### DATASET EXTRACT ###
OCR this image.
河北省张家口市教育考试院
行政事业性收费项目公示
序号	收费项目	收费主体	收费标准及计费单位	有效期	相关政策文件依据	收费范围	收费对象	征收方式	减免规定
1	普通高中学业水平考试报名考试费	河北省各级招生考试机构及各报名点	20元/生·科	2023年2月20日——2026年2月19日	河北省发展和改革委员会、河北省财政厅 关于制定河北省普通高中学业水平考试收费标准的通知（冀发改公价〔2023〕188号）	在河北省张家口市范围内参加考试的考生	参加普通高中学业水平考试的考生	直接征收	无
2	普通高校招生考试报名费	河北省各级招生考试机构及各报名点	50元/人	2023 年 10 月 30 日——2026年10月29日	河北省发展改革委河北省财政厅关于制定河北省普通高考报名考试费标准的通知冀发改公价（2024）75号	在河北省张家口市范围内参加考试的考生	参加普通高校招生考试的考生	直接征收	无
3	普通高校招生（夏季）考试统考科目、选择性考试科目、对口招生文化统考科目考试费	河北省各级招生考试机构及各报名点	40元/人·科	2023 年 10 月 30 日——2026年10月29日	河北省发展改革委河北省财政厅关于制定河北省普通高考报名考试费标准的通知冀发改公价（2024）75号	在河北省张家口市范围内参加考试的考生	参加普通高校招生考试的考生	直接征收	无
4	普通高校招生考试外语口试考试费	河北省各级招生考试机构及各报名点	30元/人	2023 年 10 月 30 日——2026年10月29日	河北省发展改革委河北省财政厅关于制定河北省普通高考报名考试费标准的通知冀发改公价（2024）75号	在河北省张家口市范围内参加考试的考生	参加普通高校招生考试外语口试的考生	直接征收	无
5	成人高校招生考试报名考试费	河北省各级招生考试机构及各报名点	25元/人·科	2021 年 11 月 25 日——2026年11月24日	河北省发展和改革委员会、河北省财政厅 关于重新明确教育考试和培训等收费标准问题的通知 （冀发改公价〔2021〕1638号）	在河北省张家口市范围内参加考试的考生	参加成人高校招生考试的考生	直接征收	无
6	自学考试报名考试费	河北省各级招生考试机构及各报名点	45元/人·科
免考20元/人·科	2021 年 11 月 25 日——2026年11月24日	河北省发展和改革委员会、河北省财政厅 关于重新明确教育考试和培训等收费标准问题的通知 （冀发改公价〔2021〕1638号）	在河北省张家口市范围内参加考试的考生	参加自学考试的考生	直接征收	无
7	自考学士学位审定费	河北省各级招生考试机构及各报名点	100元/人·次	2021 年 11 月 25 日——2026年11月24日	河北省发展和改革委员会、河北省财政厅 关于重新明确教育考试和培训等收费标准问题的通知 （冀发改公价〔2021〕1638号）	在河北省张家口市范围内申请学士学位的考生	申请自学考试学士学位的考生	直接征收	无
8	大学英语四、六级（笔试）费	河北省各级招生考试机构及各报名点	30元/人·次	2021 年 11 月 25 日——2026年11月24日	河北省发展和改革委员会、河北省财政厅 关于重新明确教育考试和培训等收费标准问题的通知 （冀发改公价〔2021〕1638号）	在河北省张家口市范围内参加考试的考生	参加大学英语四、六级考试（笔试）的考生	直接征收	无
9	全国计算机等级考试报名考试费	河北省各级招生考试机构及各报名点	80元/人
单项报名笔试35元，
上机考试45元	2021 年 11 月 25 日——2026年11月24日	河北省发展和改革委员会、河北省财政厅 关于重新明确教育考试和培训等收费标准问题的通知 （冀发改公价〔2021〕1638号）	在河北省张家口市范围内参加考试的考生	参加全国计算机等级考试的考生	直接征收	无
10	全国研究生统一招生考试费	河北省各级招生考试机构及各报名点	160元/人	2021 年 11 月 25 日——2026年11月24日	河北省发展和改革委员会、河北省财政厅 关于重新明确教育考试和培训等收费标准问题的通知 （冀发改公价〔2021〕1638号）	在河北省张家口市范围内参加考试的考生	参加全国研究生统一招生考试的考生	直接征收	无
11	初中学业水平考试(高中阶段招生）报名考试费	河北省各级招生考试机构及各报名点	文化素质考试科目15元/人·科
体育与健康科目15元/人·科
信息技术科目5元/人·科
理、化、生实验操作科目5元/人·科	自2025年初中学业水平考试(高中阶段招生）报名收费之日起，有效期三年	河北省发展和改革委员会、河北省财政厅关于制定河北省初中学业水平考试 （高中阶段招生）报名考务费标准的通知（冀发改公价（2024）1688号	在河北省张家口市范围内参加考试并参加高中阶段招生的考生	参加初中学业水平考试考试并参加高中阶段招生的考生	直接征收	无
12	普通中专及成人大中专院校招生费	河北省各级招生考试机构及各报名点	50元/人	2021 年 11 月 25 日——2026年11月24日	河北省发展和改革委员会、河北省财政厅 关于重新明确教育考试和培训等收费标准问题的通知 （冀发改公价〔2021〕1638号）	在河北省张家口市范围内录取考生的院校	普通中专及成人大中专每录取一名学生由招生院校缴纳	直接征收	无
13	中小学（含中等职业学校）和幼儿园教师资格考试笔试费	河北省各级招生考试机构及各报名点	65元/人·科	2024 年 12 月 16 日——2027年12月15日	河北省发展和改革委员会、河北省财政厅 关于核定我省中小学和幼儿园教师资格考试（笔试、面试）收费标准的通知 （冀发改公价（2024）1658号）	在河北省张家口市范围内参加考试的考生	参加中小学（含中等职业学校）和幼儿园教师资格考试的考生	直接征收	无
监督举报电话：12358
###
Only lines with the word "高中阶段招生" should be collected from the material.

### SOLUTION
11	初中学业水平考试(高中阶段招生）报名考试费	河北省各级招生考试机构及各报名点	文化素质考试科目15元/人·科
理、化、生实验操作科目5元/人·科	自2025年初中学业水平考试(高中阶段招生）报名收费之日起，有效期三年	河北省发展和改革委员会、河北省财政厅关于制定河北省初中学业水平考试 （高中阶段招生）报名考务费标准的通知（冀发改公价（2024）1688号	在河北省张家口市范围内参加考试并参加高中阶段招生的考生	参加初中学业水平考试考试并参加高中阶段招生的考生	直接征收	无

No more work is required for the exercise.